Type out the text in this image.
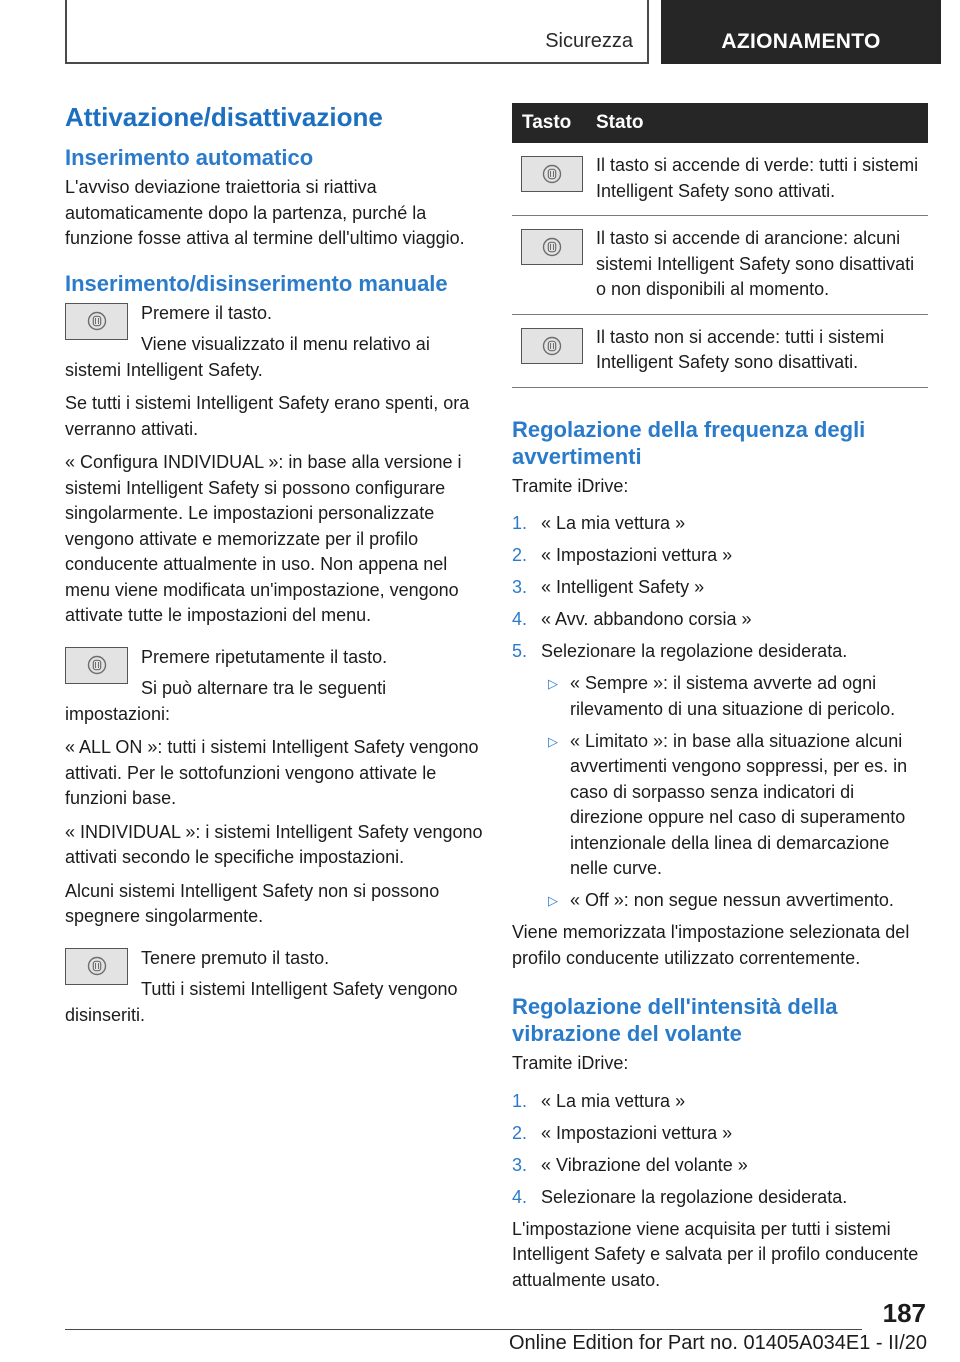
Sicurezza	AZIONAMENTO
Attivazione/disattivazione
Inserimento automatico

L'avviso deviazione traiettoria si riattiva automaticamente dopo la partenza, purché la funzione fosse attiva al termine dell'ultimo viaggio.

Inserimento/disinserimento manuale

Premere il tasto.

Viene visualizzato il menu relativo ai sistemi Intelligent Safety.

Se tutti i sistemi Intelligent Safety erano spenti, ora verranno attivati.

« Configura INDIVIDUAL »: in base alla versione i sistemi Intelligent Safety si possono configurare singolarmente. Le impostazioni personalizzate vengono attivate e memorizzate per il profilo conducente attualmente in uso. Non appena nel menu viene modificata un'impostazione, vengono attivate tutte le impostazioni del menu.

Premere ripetutamente il tasto.

Si può alternare tra le seguenti impostazioni:

« ALL ON »: tutti i sistemi Intelligent Safety vengono attivati. Per le sottofunzioni vengono attivate le funzioni base.

« INDIVIDUAL »: i sistemi Intelligent Safety vengono attivati secondo le specifiche impostazioni.

Alcuni sistemi Intelligent Safety non si possono spegnere singolarmente.

Tenere premuto il tasto.

Tutti i sistemi Intelligent Safety vengono disinseriti.

Tasto	Stato
Il tasto si accende di verde: tutti i sistemi Intelligent Safety sono attivati.
Il tasto si accende di arancione: alcuni sistemi Intelligent Safety sono disattivati o non disponibili al momento.
Il tasto non si accende: tutti i sistemi Intelligent Safety sono disattivati.
Regolazione della frequenza degli avvertimenti

Tramite iDrive:

1. « La mia vettura »
2. « Impostazioni vettura »
3. « Intelligent Safety »
4. « Avv. abbandono corsia »
5. Selezionare la regolazione desiderata.
▷ « Sempre »: il sistema avverte ad ogni rilevamento di una situazione di pericolo.
▷ « Limitato »: in base alla situazione alcuni avvertimenti vengono soppressi, per es. in caso di sorpasso senza indicatori di direzione oppure nel caso di superamento intenzionale della linea di demarcazione nelle curve.
▷ « Off »: non segue nessun avvertimento.

Viene memorizzata l'impostazione selezionata del profilo conducente utilizzato correntemente.

Regolazione dell'intensità della vibrazione del volante

Tramite iDrive:

1. « La mia vettura »
2. « Impostazioni vettura »
3. « Vibrazione del volante »
4. Selezionare la regolazione desiderata.

L'impostazione viene acquisita per tutti i sistemi Intelligent Safety e salvata per il profilo conducente attualmente usato.

187
Online Edition for Part no. 01405A034E1 - II/20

= = = = =

# Given task
Which lines hold the string "INDIVIDUAL"? Copy all of them from the data above.

# Response to the exercise
« Configura INDIVIDUAL »: in base alla versione i sistemi Intelligent Safety si possono configurare singolarmente. Le impostazioni personalizzate vengono attivate e memorizzate per il profilo conducente attualmente in uso. Non appena nel menu viene modificata un'impostazione, vengono attivate tutte le impostazioni del menu.
« INDIVIDUAL »: i sistemi Intelligent Safety vengono attivati secondo le specifiche impostazioni.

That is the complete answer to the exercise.